## Written problem
Without skipping anything, write out each record below exactly.

## Data extract
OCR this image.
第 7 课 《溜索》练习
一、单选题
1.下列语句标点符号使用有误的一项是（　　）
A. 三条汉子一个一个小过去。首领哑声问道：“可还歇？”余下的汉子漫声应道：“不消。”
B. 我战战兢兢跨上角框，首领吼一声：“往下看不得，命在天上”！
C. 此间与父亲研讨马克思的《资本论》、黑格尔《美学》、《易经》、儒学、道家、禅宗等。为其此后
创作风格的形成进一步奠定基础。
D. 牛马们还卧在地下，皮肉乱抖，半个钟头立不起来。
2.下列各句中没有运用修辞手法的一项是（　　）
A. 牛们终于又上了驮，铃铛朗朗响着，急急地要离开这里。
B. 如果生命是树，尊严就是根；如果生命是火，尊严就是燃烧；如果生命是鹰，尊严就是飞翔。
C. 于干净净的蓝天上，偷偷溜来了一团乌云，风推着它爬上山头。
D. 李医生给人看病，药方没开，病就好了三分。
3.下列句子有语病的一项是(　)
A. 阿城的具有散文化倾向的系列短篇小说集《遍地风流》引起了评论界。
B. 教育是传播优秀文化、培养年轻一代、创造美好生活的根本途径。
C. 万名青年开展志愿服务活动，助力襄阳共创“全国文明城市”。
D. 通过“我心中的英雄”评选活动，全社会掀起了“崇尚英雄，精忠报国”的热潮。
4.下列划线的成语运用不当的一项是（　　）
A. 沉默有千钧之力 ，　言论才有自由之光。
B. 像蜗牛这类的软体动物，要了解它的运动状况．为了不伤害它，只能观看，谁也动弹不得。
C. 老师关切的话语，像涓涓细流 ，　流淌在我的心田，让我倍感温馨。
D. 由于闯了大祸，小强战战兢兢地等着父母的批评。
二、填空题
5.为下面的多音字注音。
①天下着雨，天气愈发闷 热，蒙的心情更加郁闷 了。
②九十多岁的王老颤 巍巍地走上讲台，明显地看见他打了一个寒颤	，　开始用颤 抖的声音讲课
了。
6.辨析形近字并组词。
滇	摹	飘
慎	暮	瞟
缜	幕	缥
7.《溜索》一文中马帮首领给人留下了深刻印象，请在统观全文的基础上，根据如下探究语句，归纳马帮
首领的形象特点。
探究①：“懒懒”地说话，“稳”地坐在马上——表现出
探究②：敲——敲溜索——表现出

## In response
OCR this image.
第 7 课 《溜索》练习
一、单选题
1.下列语句标点符号使用有误的一项是（　　）
A. 三条汉子一个一个小过去。首领哑声问道：“可还歇？”余下的汉子漫声应道：“不消。”
B. 我战战兢兢跨上角框，首领吼一声：“往下看不得，命在天上”！
C. 此间与父亲研讨马克思的《资本论》、黑格尔《美学》、《易经》、儒学、道家、禅宗等。为其此后
创作风格的形成进一步奠定基础。
D. 牛马们还卧在地下，皮肉乱抖，半个钟头立不起来。
2.下列各句中没有运用修辞手法的一项是（　　）
A. 牛们终于又上了驮，铃铛朗朗响着，急急地要离开这里。
B. 如果生命是树，尊严就是根；如果生命是火，尊严就是燃烧；如果生命是鹰，尊严就是飞翔。
C. 于干净净的蓝天上，偷偷溜来了一团乌云，风推着它爬上山头。
D. 李医生给人看病，药方没开，病就好了三分。
3.下列句子有语病的一项是(　)
A. 阿城的具有散文化倾向的系列短篇小说集《遍地风流》引起了评论界。
B. 教育是传播优秀文化、培养年轻一代、创造美好生活的根本途径。
C. 万名青年开展志愿服务活动，助力襄阳共创“全国文明城市”。
D. 通过“我心中的英雄”评选活动，全社会掀起了“崇尚英雄，精忠报国”的热潮。
4.下列划线的成语运用不当的一项是（　　）
A. 沉默有千钧之力 ，　言论才有自由之光。
B. 像蜗牛这类的软体动物，要了解它的运动状况．为了不伤害它，只能观看，谁也动弹不得。
C. 老师关切的话语，像涓涓细流 ，　流淌在我的心田，让我倍感温馨。
D. 由于闯了大祸，小强战战兢兢地等着父母的批评。
二、填空题
5.为下面的多音字注音。
①天下着雨，天气愈发闷 热，蒙的心情更加郁闷 了。
②九十多岁的王老颤 巍巍地走上讲台，明显地看见他打了一个寒颤	，　开始用颤 抖的声音讲课
了。
6.辨析形近字并组词。
滇	摹	飘
慎	暮	瞟
缜	幕	缥
7.《溜索》一文中马帮首领给人留下了深刻印象，请在统观全文的基础上，根据如下探究语句，归纳马帮
首领的形象特点。
探究①：“懒懒”地说话，“稳”地坐在马上——表现出
探究②：敲——敲溜索——表现出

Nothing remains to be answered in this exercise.